§ Short exercise
Emit the data below verbatim, stripping out any pictures.

[start]

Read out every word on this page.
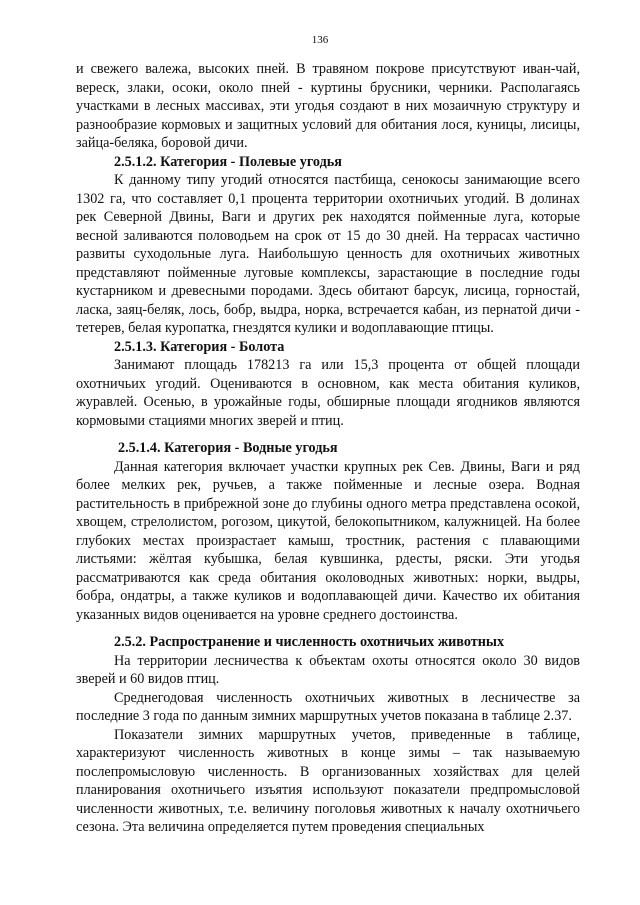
136

и свежего валежа, высоких пней. В травяном покрове присутствуют иван-чай, вереск, злаки, осоки, около пней - куртины брусники, черники. Располагаясь участками в лесных массивах, эти угодья создают в них мозаичную структуру и разнообразие кормовых и защитных условий для обитания лося, куницы, лисицы, зайца-беляка, боровой дичи.

2.5.1.2. Категория - Полевые угодья

К данному типу угодий относятся пастбища, сенокосы занимающие всего 1302 га, что составляет 0,1 процента территории охотничьих угодий. В долинах рек Северной Двины, Ваги и других рек находятся пойменные луга, которые весной заливаются половодьем на срок от 15 до 30 дней. На террасах частично развиты суходольные луга. Наибольшую ценность для охотничьих животных представляют пойменные луговые комплексы, зарастающие в последние годы кустарником и древесными породами. Здесь обитают барсук, лисица, горностай, ласка, заяц-беляк, лось, бобр, выдра, норка, встречается кабан, из пернатой дичи - тетерев, белая куропатка, гнездятся кулики и водоплавающие птицы.

2.5.1.3. Категория - Болота

Занимают площадь 178213 га или 15,3 процента от общей площади охотничьих угодий. Оцениваются в основном, как места обитания куликов, журавлей. Осенью, в урожайные годы, обширные площади ягодников являются кормовыми стациями многих зверей и птиц.

2.5.1.4. Категория - Водные угодья

Данная категория включает участки крупных рек Сев. Двины, Ваги и ряд более мелких рек, ручьев, а также пойменные и лесные озера. Водная растительность в прибрежной зоне до глубины одного метра представлена осокой, хвощем, стрелолистом, рогозом, цикутой, белокопытником, калужницей. На более глубоких местах произрастает камыш, тростник, растения с плавающими листьями: жёлтая кубышка, белая кувшинка, рдесты, ряски. Эти угодья рассматриваются как среда обитания околоводных животных: норки, выдры, бобра, ондатры, а также куликов и водоплавающей дичи. Качество их обитания указанных видов оценивается на уровне среднего достоинства.

2.5.2. Распространение и численность охотничьих животных

На территории лесничества к объектам охоты относятся около 30 видов зверей и 60 видов птиц.

Среднегодовая численность охотничьих животных в лесничестве за последние 3 года по данным зимних маршрутных учетов показана в таблице 2.37.

Показатели зимних маршрутных учетов, приведенные в таблице, характеризуют численность животных в конце зимы – так называемую послепромысловую численность. В организованных хозяйствах для целей планирования охотничьего изъятия используют показатели предпромысловой численности животных, т.е. величину поголовья животных к началу охотничьего сезона. Эта величина определяется путем проведения специальных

[end]

§ Output below
Read out every word on this page.
136

и свежего валежа, высоких пней. В травяном покрове присутствуют иван-чай, вереск, злаки, осоки, около пней - куртины брусники, черники. Располагаясь участками в лесных массивах, эти угодья создают в них мозаичную структуру и разнообразие кормовых и защитных условий для обитания лося, куницы, лисицы, зайца-беляка, боровой дичи.

2.5.1.2. Категория - Полевые угодья

К данному типу угодий относятся пастбища, сенокосы занимающие всего 1302 га, что составляет 0,1 процента территории охотничьих угодий. В долинах рек Северной Двины, Ваги и других рек находятся пойменные луга, которые весной заливаются половодьем на срок от 15 до 30 дней. На террасах частично развиты суходольные луга. Наибольшую ценность для охотничьих животных представляют пойменные луговые комплексы, зарастающие в последние годы кустарником и древесными породами. Здесь обитают барсук, лисица, горностай, ласка, заяц-беляк, лось, бобр, выдра, норка, встречается кабан, из пернатой дичи - тетерев, белая куропатка, гнездятся кулики и водоплавающие птицы.

2.5.1.3. Категория - Болота

Занимают площадь 178213 га или 15,3 процента от общей площади охотничьих угодий. Оцениваются в основном, как места обитания куликов, журавлей. Осенью, в урожайные годы, обширные площади ягодников являются кормовыми стациями многих зверей и птиц.

2.5.1.4. Категория - Водные угодья

Данная категория включает участки крупных рек Сев. Двины, Ваги и ряд более мелких рек, ручьев, а также пойменные и лесные озера. Водная растительность в прибрежной зоне до глубины одного метра представлена осокой, хвощем, стрелолистом, рогозом, цикутой, белокопытником, калужницей. На более глубоких местах произрастает камыш, тростник, растения с плавающими листьями: жёлтая кубышка, белая кувшинка, рдесты, ряски. Эти угодья рассматриваются как среда обитания околоводных животных: норки, выдры, бобра, ондатры, а также куликов и водоплавающей дичи. Качество их обитания указанных видов оценивается на уровне среднего достоинства.

2.5.2. Распространение и численность охотничьих животных

На территории лесничества к объектам охоты относятся около 30 видов зверей и 60 видов птиц.

Среднегодовая численность охотничьих животных в лесничестве за последние 3 года по данным зимних маршрутных учетов показана в таблице 2.37.

Показатели зимних маршрутных учетов, приведенные в таблице, характеризуют численность животных в конце зимы – так называемую послепромысловую численность. В организованных хозяйствах для целей планирования охотничьего изъятия используют показатели предпромысловой численности животных, т.е. величину поголовья животных к началу охотничьего сезона. Эта величина определяется путем проведения специальных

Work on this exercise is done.